● Given problem: Duplicate word for word the part of the ALEC protest article below, starting with "In April, hundreds" and going on through "are still undisclosed).".

● Document section:
In April, hundreds of mostly young activists converged on Fountain Square in Cincinnati to protest the American Legislative Exchange Council. ALEC, whose members were meeting in the Netherland Plaza Hotel downtown, is a group consisting of think tanks and corporate members who produce model legislation to be introduced in local, state and federal government.

The protest was the first of its kind, even though ALEC has been around as a powerful right-wing front-group since 1973 (when it was founded by rabid capitalist-conservative Paul Weyrich) and on its Corporate Enterprise board sit representatives from some of the largest corporations in the world; EXXON, Peabody Coal, Glaxo Smith Kline, Kraft Foods, Coca-Cola, Altria (Phillip Morris), Pfizer and Koch among others (many are still undisclosed).

ALEC sees thousands of its pieces of model legislation introduced in statehouses around the country each year, and sometimes entire bills. ALEC model legislation was used in Arizona’s SB1070 “show me your papers” law. Closer to home, Governor John Kasich is one of the founding members of ALEC and it is believed that SB5’s anti-union provisions, like Wisconsin’s recently-enacted State Act 10, were straight out of the organization’s playbook.

Though the public can view the names of many model bills on ALEC’s website, the actual language in the bills is behind password protection, available only to high-paying members.

That all changed when, after the April protest, Aliya Rahman, one of the organizers, leaked over 800 of the previously unavailable documents. On Wednesday, they were released by the Center for Media and Democracy (CMD) at ALECexposed.org. Later in the day, The Nation was the first media outlet to provide in-depth analysis.

One bill that could prove influential in Ohio is the “Education Accountability Act”. This would mean school districts deemed underperforming could be declared “Educationally Bankrupt” and taxpayer-subsidized vouchers provided for parents to enroll their children in private schools, rather than providing funding and other assistance to the district. One owner of a for-profit online school who would benefit from the voucher program is an ALEC corporate Co-chair for 2011.

ALEC model legislation like HB 1021, introduced by Rep. Chris Dorworth (an ALEC member) in Florida in February, directly attacks public workers’ last bastions of defense, union representation, denies them the right to political activity, and seeks to further privatize local and federal government in the interests of a business takeover of public policy.

ALEC openly advocates privatizing transportation and deregulating public health, consumer safety and environmental quality, including bringing in corporations to administer: foster care, adoption services and child support payment processing, highway systems (through heavy tolls resistant to green energy), drinking water, and solid waste services and facilities, etc.

ALEC has a long history of regressive environmental policies that hinder the effectiveness of regulation, protect big business polluters, promote climate change denial, and also threaten the ability of environmental activists to speak out.

“The Groundwater Protection Act,” for example, would limit the Environmental Protection Agency’s ability to stop polluters.

“The Animal and Ecological Terrorism Act” would establish an “eco-terrorist” registry that would include activists who have committed, among other things, the new crime of taking photographs of factory farms.

● Recorded information:
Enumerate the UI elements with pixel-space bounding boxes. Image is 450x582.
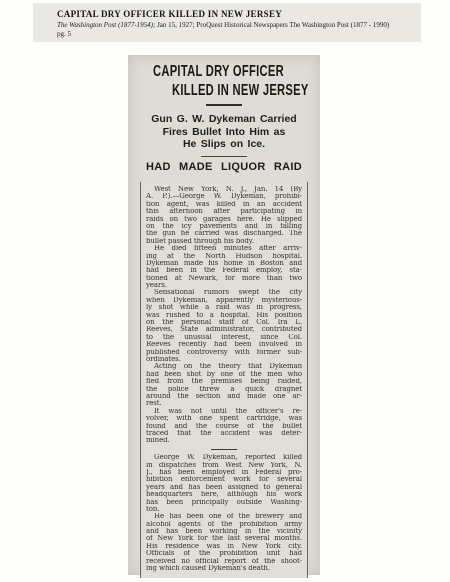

● Result for this task:
In April, hundreds of mostly young activists converged on Fountain Square in Cincinnati to protest the American Legislative Exchange Council. ALEC, whose members were meeting in the Netherland Plaza Hotel downtown, is a group consisting of think tanks and corporate members who produce model legislation to be introduced in local, state and federal government.

The protest was the first of its kind, even though ALEC has been around as a powerful right-wing front-group since 1973 (when it was founded by rabid capitalist-conservative Paul Weyrich) and on its Corporate Enterprise board sit representatives from some of the largest corporations in the world; EXXON, Peabody Coal, Glaxo Smith Kline, Kraft Foods, Coca-Cola, Altria (Phillip Morris), Pfizer and Koch among others (many are still undisclosed).